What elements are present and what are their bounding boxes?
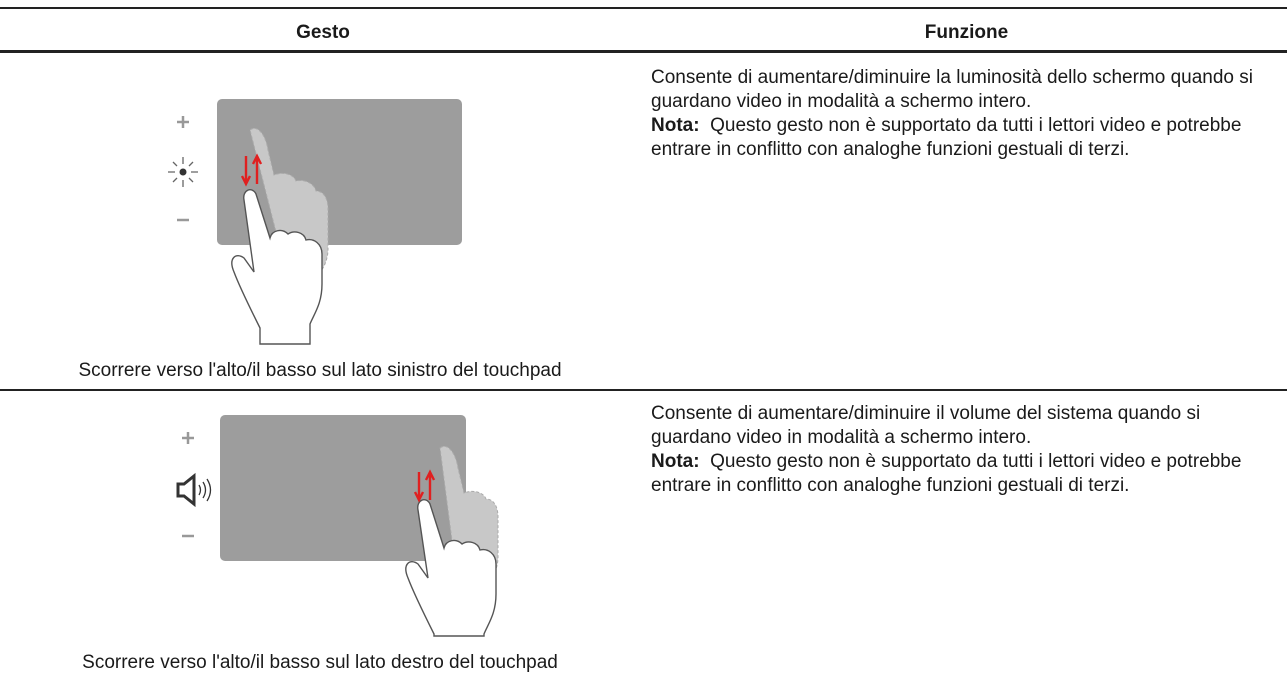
note-text: Questo gesto non è supportato da tutti i…: [651, 115, 1242, 160]
function-text: Consente di aumentare/diminuire il volum…: [651, 403, 1201, 448]
top-rule: [0, 7, 1287, 9]
gesture-illustration-2: [176, 415, 499, 637]
note-label: Nota:: [651, 451, 700, 472]
header-cell: Gesto: [296, 22, 350, 43]
function-cell: Consente di aumentare/diminuire la lumin…: [651, 66, 1261, 162]
note: Nota: Questo gesto non è supportato da t…: [651, 450, 1261, 498]
row-rule: [0, 389, 1287, 391]
header-rule: [0, 50, 1287, 53]
function-cell: Consente di aumentare/diminuire il volum…: [651, 402, 1261, 498]
note: Nota: Questo gesto non è supportato da t…: [651, 114, 1261, 162]
gesture-caption: Scorrere verso l'alto/il basso sul lato …: [78, 360, 562, 381]
gesture-illustration-1: [168, 99, 462, 345]
note-label: Nota:: [651, 115, 700, 136]
header-cell: Funzione: [924, 22, 1009, 43]
function-text: Consente di aumentare/diminuire la lumin…: [651, 67, 1253, 112]
note-text: Questo gesto non è supportato da tutti i…: [651, 451, 1242, 496]
gesture-caption: Scorrere verso l'alto/il basso sul lato …: [82, 652, 558, 673]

==*==

What you should do: Turn each line of the records above into a row of a Markdown table with the columns "Row" and "Text", placing the row number in the first and the line in the second, and omit blank lines and pictures.

Response:
| Row | Text |
|---|---|
| 1 | What elements are present and what are their bounding boxes? |
| 2 | note-text: Questo gesto non è supportato da tutti i…: [651, 115, 1242, 160] |
| 3 | function-text: Consente di aumentare/diminuire il volum…: [651, 403, 1201, 448] |
| 4 | top-rule: [0, 7, 1287, 9] |
| 5 | gesture-illustration-2: [176, 415, 499, 637] |
| 6 | note-label: Nota:: [651, 451, 700, 472] |
| 7 | header-cell: Gesto: [296, 22, 350, 43] |
| 8 | function-cell: Consente di aumentare/diminuire la lumin…: [651, 66, 1261, 162] |
| 9 | note: Nota: Questo gesto non è supportato da t…: [651, 450, 1261, 498] |
| 10 | row-rule: [0, 389, 1287, 391] |
| 11 | header-rule: [0, 50, 1287, 53] |
| 12 | function-cell: Consente di aumentare/diminuire il volum…: [651, 402, 1261, 498] |
| 13 | note: Nota: Questo gesto non è supportato da t…: [651, 114, 1261, 162] |
| 14 | gesture-caption: Scorrere verso l'alto/il basso sul lato …: [78, 360, 562, 381] |
| 15 | gesture-illustration-1: [168, 99, 462, 345] |
| 16 | note-label: Nota:: [651, 115, 700, 136] |
| 17 | header-cell: Funzione: [924, 22, 1009, 43] |
| 18 | function-text: Consente di aumentare/diminuire la lumin…: [651, 67, 1253, 112] |
| 19 | note-text: Questo gesto non è supportato da tutti i…: [651, 451, 1242, 496] |
| 20 | gesture-caption: Scorrere verso l'alto/il basso sul lato …: [82, 652, 558, 673] |